- **PROBLEM DESCRIPTION**
Reply only with how many lines contain the word "Learn".

- **RECORDS SHOWN**
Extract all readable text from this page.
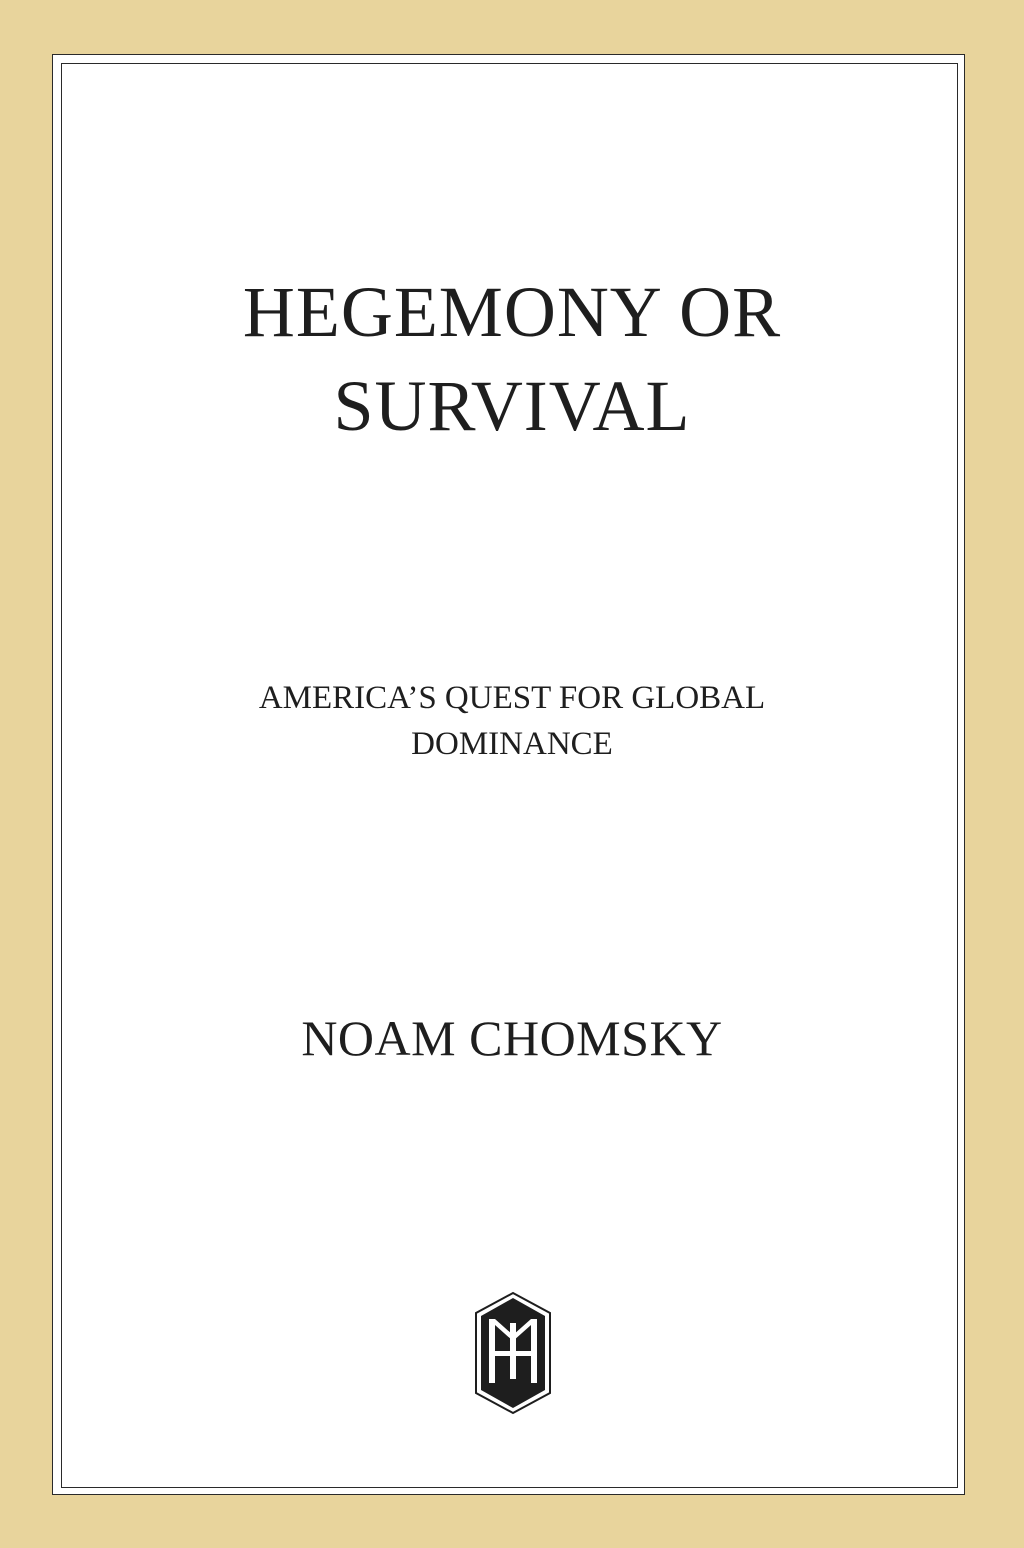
HEGEMONY OR
SURVIVAL
AMERICA’S QUEST FOR GLOBAL
DOMINANCE
NOAM CHOMSKY
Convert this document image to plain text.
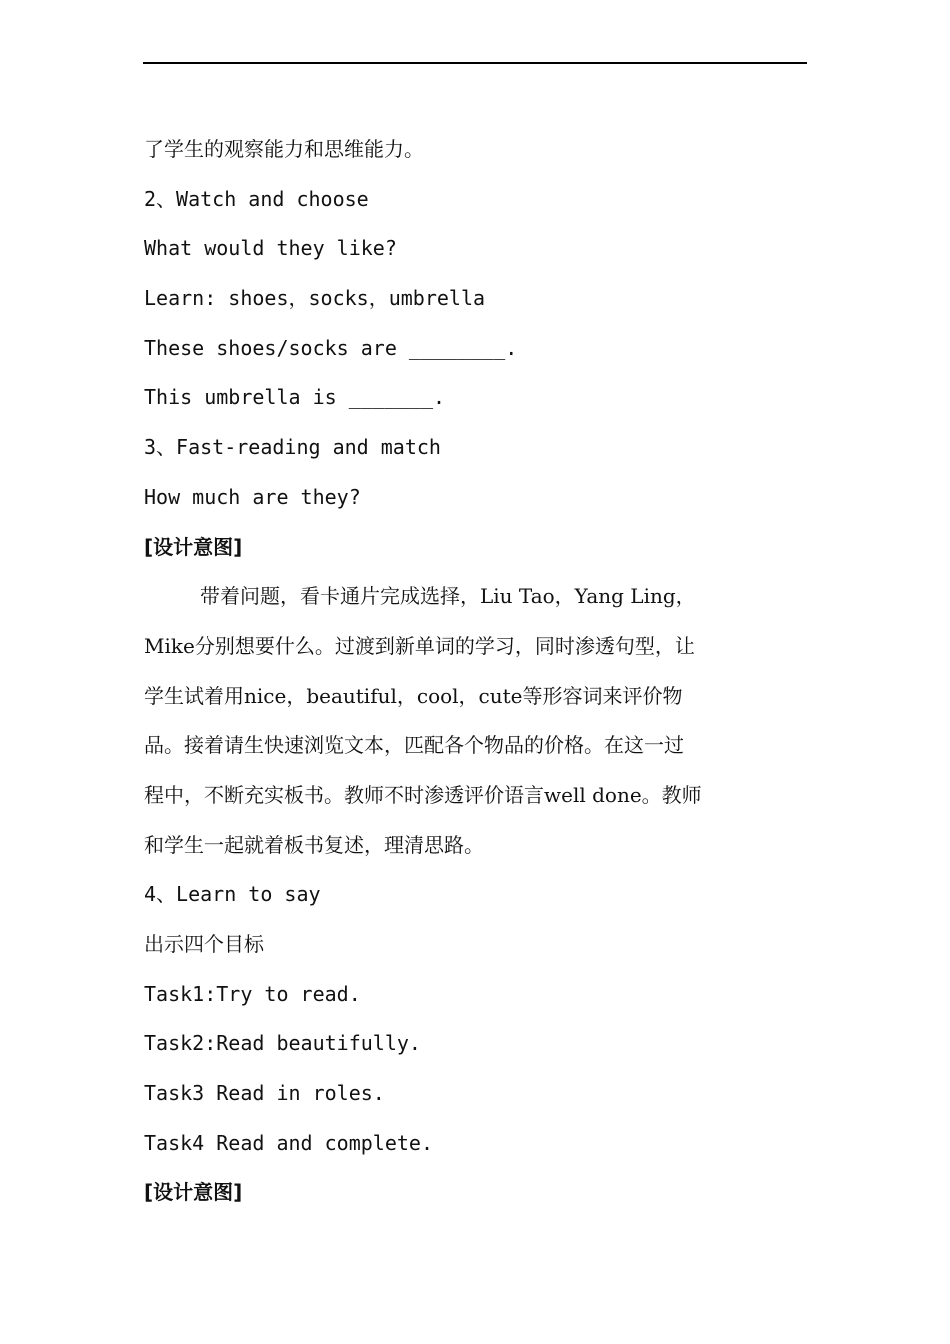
了学生的观察能力和思维能力。
2、Watch and choose
What would they like?
Learn: shoes，socks，umbrella
These shoes/socks are ________.
This umbrella is _______.
3、Fast-reading and match
How much are they?
[设计意图]
带着问题，看卡通片完成选择，Liu Tao，Yang Ling，
Mike分别想要什么。过渡到新单词的学习，同时渗透句型，让
学生试着用nice，beautiful，cool，cute等形容词来评价物
品。接着请生快速浏览文本，匹配各个物品的价格。在这一过
程中，不断充实板书。教师不时渗透评价语言well done。教师
和学生一起就着板书复述，理清思路。
4、Learn to say
出示四个目标
Task1:Try to read.
Task2:Read beautifully.
Task3 Read in roles.
Task4 Read and complete.
[设计意图]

- **ANSWER TO THE PROBLEM**
2